A block of data:
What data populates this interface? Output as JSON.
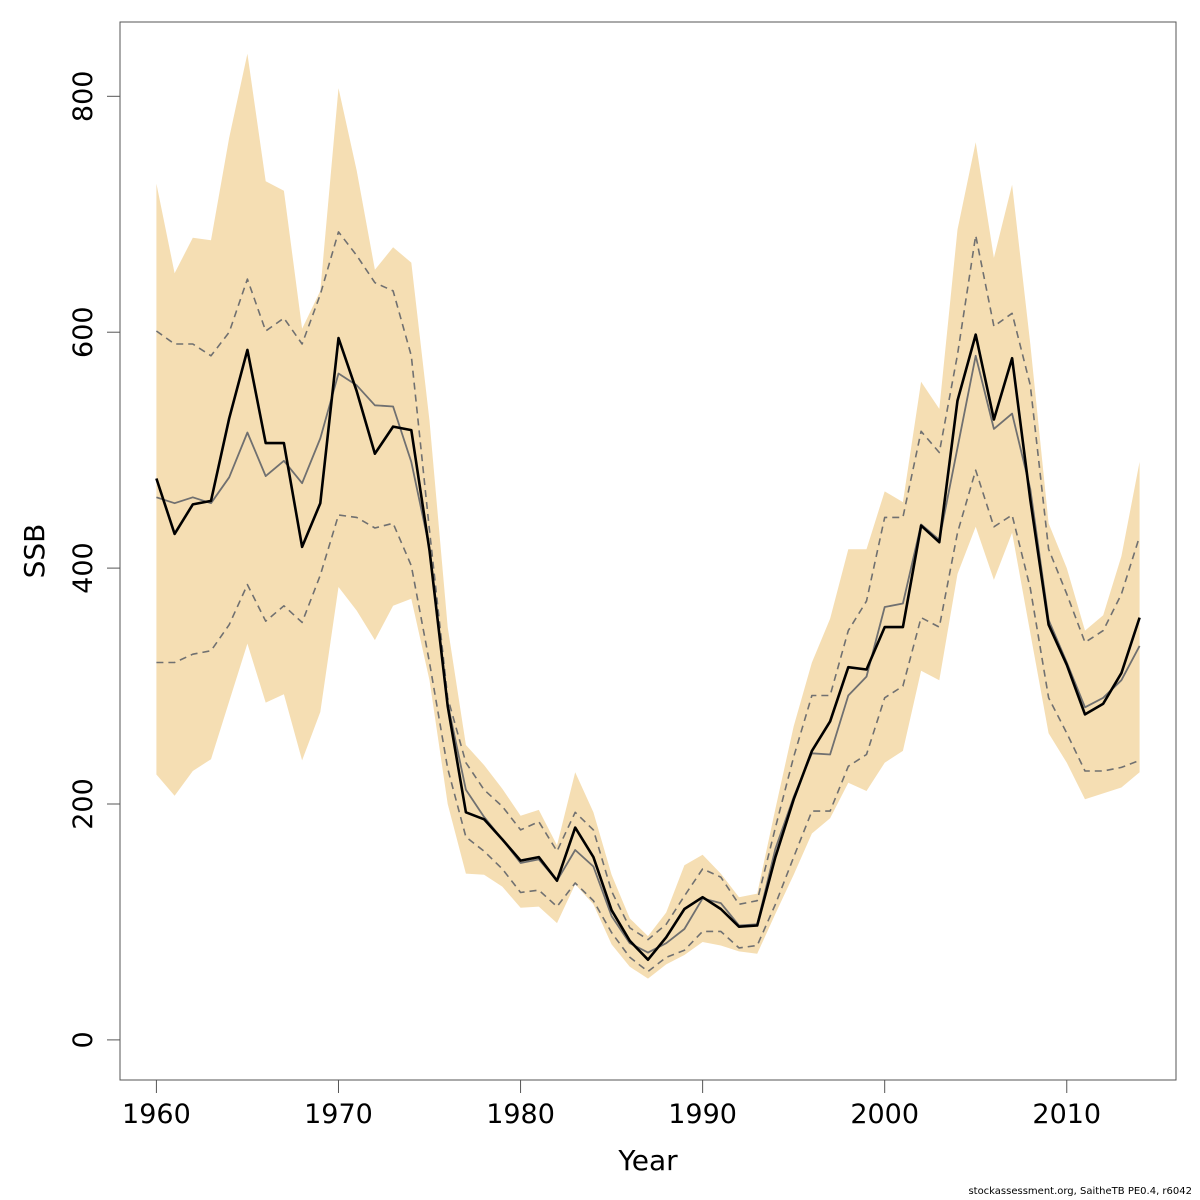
{
  "chart_data": {
    "type": "line",
    "xlabel": "Year",
    "ylabel": "SSB",
    "xlim": [
      1958,
      2016
    ],
    "ylim": [
      -34,
      863
    ],
    "x_ticks": [
      1960,
      1970,
      1980,
      1990,
      2000,
      2010
    ],
    "y_ticks": [
      0,
      200,
      400,
      600,
      800
    ],
    "grid": false,
    "legend": "none",
    "colors": {
      "band": "#f5deb3",
      "estimate": "#000000",
      "median": "#707070",
      "quantile": "#707070"
    },
    "x": [
      1960,
      1961,
      1962,
      1963,
      1964,
      1965,
      1966,
      1967,
      1968,
      1969,
      1970,
      1971,
      1972,
      1973,
      1974,
      1975,
      1976,
      1977,
      1978,
      1979,
      1980,
      1981,
      1982,
      1983,
      1984,
      1985,
      1986,
      1987,
      1988,
      1989,
      1990,
      1991,
      1992,
      1993,
      1994,
      1995,
      1996,
      1997,
      1998,
      1999,
      2000,
      2001,
      2002,
      2003,
      2004,
      2005,
      2006,
      2007,
      2008,
      2009,
      2010,
      2011,
      2012,
      2013,
      2014
    ],
    "series": [
      {
        "role": "band_upper",
        "values": [
          726,
          650,
          680,
          678,
          765,
          836,
          728,
          720,
          603,
          635,
          807,
          737,
          653,
          672,
          659,
          525,
          350,
          250,
          233,
          213,
          190,
          195,
          165,
          227,
          193,
          140,
          103,
          88,
          108,
          148,
          157,
          141,
          121,
          124,
          196,
          266,
          320,
          357,
          416,
          416,
          465,
          456,
          558,
          535,
          687,
          761,
          663,
          725,
          590,
          438,
          400,
          347,
          360,
          410,
          490
        ]
      },
      {
        "role": "quantile_upper",
        "values": [
          601,
          590,
          590,
          580,
          600,
          645,
          601,
          612,
          590,
          632,
          685,
          665,
          642,
          635,
          580,
          432,
          290,
          235,
          212,
          198,
          178,
          185,
          160,
          193,
          178,
          126,
          95,
          85,
          98,
          122,
          145,
          138,
          115,
          118,
          180,
          240,
          292,
          292,
          347,
          372,
          443,
          443,
          516,
          498,
          581,
          682,
          605,
          616,
          555,
          416,
          378,
          337,
          347,
          378,
          427
        ]
      },
      {
        "role": "median",
        "values": [
          460,
          455,
          460,
          455,
          477,
          515,
          478,
          491,
          472,
          510,
          565,
          555,
          538,
          537,
          490,
          417,
          285,
          212,
          189,
          170,
          150,
          153,
          135,
          161,
          147,
          105,
          82,
          74,
          82,
          94,
          120,
          116,
          97,
          98,
          162,
          206,
          243,
          242,
          292,
          308,
          367,
          370,
          437,
          424,
          502,
          580,
          518,
          531,
          467,
          356,
          320,
          282,
          290,
          305,
          334
        ]
      },
      {
        "role": "estimate",
        "values": [
          476,
          429,
          454,
          457,
          527,
          585,
          506,
          506,
          418,
          455,
          595,
          550,
          497,
          520,
          517,
          415,
          283,
          193,
          187,
          170,
          152,
          155,
          135,
          180,
          155,
          110,
          84,
          68,
          87,
          111,
          121,
          111,
          96,
          97,
          155,
          204,
          245,
          270,
          316,
          314,
          350,
          350,
          436,
          422,
          542,
          598,
          526,
          578,
          458,
          352,
          318,
          276,
          285,
          311,
          358
        ]
      },
      {
        "role": "quantile_lower",
        "values": [
          320,
          320,
          327,
          330,
          352,
          386,
          355,
          368,
          354,
          394,
          445,
          443,
          434,
          438,
          402,
          320,
          230,
          172,
          160,
          145,
          125,
          127,
          113,
          133,
          118,
          91,
          70,
          58,
          70,
          76,
          92,
          92,
          78,
          80,
          115,
          155,
          194,
          194,
          232,
          242,
          290,
          300,
          358,
          350,
          430,
          483,
          435,
          445,
          383,
          290,
          260,
          228,
          228,
          231,
          237
        ]
      },
      {
        "role": "band_lower",
        "values": [
          225,
          207,
          228,
          238,
          287,
          336,
          286,
          293,
          237,
          278,
          384,
          364,
          339,
          368,
          374,
          305,
          200,
          141,
          140,
          130,
          112,
          113,
          99,
          132,
          115,
          81,
          62,
          52,
          64,
          72,
          83,
          80,
          75,
          73,
          107,
          140,
          175,
          188,
          218,
          211,
          235,
          245,
          313,
          305,
          395,
          435,
          390,
          430,
          345,
          260,
          235,
          204,
          209,
          214,
          227
        ]
      }
    ]
  },
  "footer": {
    "credit": "stockassessment.org, SaitheTB  PE0.4, r6042"
  }
}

§ **Objective**: Copy all the records above exactly, but leave out the pictures.

§ **Expected answer**:
What data populates this interface? Output as JSON.
{
  "chart_data": {
    "type": "line",
    "xlabel": "Year",
    "ylabel": "SSB",
    "xlim": [
      1958,
      2016
    ],
    "ylim": [
      -34,
      863
    ],
    "x_ticks": [
      1960,
      1970,
      1980,
      1990,
      2000,
      2010
    ],
    "y_ticks": [
      0,
      200,
      400,
      600,
      800
    ],
    "grid": false,
    "legend": "none",
    "colors": {
      "band": "#f5deb3",
      "estimate": "#000000",
      "median": "#707070",
      "quantile": "#707070"
    },
    "x": [
      1960,
      1961,
      1962,
      1963,
      1964,
      1965,
      1966,
      1967,
      1968,
      1969,
      1970,
      1971,
      1972,
      1973,
      1974,
      1975,
      1976,
      1977,
      1978,
      1979,
      1980,
      1981,
      1982,
      1983,
      1984,
      1985,
      1986,
      1987,
      1988,
      1989,
      1990,
      1991,
      1992,
      1993,
      1994,
      1995,
      1996,
      1997,
      1998,
      1999,
      2000,
      2001,
      2002,
      2003,
      2004,
      2005,
      2006,
      2007,
      2008,
      2009,
      2010,
      2011,
      2012,
      2013,
      2014
    ],
    "series": [
      {
        "role": "band_upper",
        "values": [
          726,
          650,
          680,
          678,
          765,
          836,
          728,
          720,
          603,
          635,
          807,
          737,
          653,
          672,
          659,
          525,
          350,
          250,
          233,
          213,
          190,
          195,
          165,
          227,
          193,
          140,
          103,
          88,
          108,
          148,
          157,
          141,
          121,
          124,
          196,
          266,
          320,
          357,
          416,
          416,
          465,
          456,
          558,
          535,
          687,
          761,
          663,
          725,
          590,
          438,
          400,
          347,
          360,
          410,
          490
        ]
      },
      {
        "role": "quantile_upper",
        "values": [
          601,
          590,
          590,
          580,
          600,
          645,
          601,
          612,
          590,
          632,
          685,
          665,
          642,
          635,
          580,
          432,
          290,
          235,
          212,
          198,
          178,
          185,
          160,
          193,
          178,
          126,
          95,
          85,
          98,
          122,
          145,
          138,
          115,
          118,
          180,
          240,
          292,
          292,
          347,
          372,
          443,
          443,
          516,
          498,
          581,
          682,
          605,
          616,
          555,
          416,
          378,
          337,
          347,
          378,
          427
        ]
      },
      {
        "role": "median",
        "values": [
          460,
          455,
          460,
          455,
          477,
          515,
          478,
          491,
          472,
          510,
          565,
          555,
          538,
          537,
          490,
          417,
          285,
          212,
          189,
          170,
          150,
          153,
          135,
          161,
          147,
          105,
          82,
          74,
          82,
          94,
          120,
          116,
          97,
          98,
          162,
          206,
          243,
          242,
          292,
          308,
          367,
          370,
          437,
          424,
          502,
          580,
          518,
          531,
          467,
          356,
          320,
          282,
          290,
          305,
          334
        ]
      },
      {
        "role": "estimate",
        "values": [
          476,
          429,
          454,
          457,
          527,
          585,
          506,
          506,
          418,
          455,
          595,
          550,
          497,
          520,
          517,
          415,
          283,
          193,
          187,
          170,
          152,
          155,
          135,
          180,
          155,
          110,
          84,
          68,
          87,
          111,
          121,
          111,
          96,
          97,
          155,
          204,
          245,
          270,
          316,
          314,
          350,
          350,
          436,
          422,
          542,
          598,
          526,
          578,
          458,
          352,
          318,
          276,
          285,
          311,
          358
        ]
      },
      {
        "role": "quantile_lower",
        "values": [
          320,
          320,
          327,
          330,
          352,
          386,
          355,
          368,
          354,
          394,
          445,
          443,
          434,
          438,
          402,
          320,
          230,
          172,
          160,
          145,
          125,
          127,
          113,
          133,
          118,
          91,
          70,
          58,
          70,
          76,
          92,
          92,
          78,
          80,
          115,
          155,
          194,
          194,
          232,
          242,
          290,
          300,
          358,
          350,
          430,
          483,
          435,
          445,
          383,
          290,
          260,
          228,
          228,
          231,
          237
        ]
      },
      {
        "role": "band_lower",
        "values": [
          225,
          207,
          228,
          238,
          287,
          336,
          286,
          293,
          237,
          278,
          384,
          364,
          339,
          368,
          374,
          305,
          200,
          141,
          140,
          130,
          112,
          113,
          99,
          132,
          115,
          81,
          62,
          52,
          64,
          72,
          83,
          80,
          75,
          73,
          107,
          140,
          175,
          188,
          218,
          211,
          235,
          245,
          313,
          305,
          395,
          435,
          390,
          430,
          345,
          260,
          235,
          204,
          209,
          214,
          227
        ]
      }
    ]
  },
  "footer": {
    "credit": "stockassessment.org, SaitheTB  PE0.4, r6042"
  }
}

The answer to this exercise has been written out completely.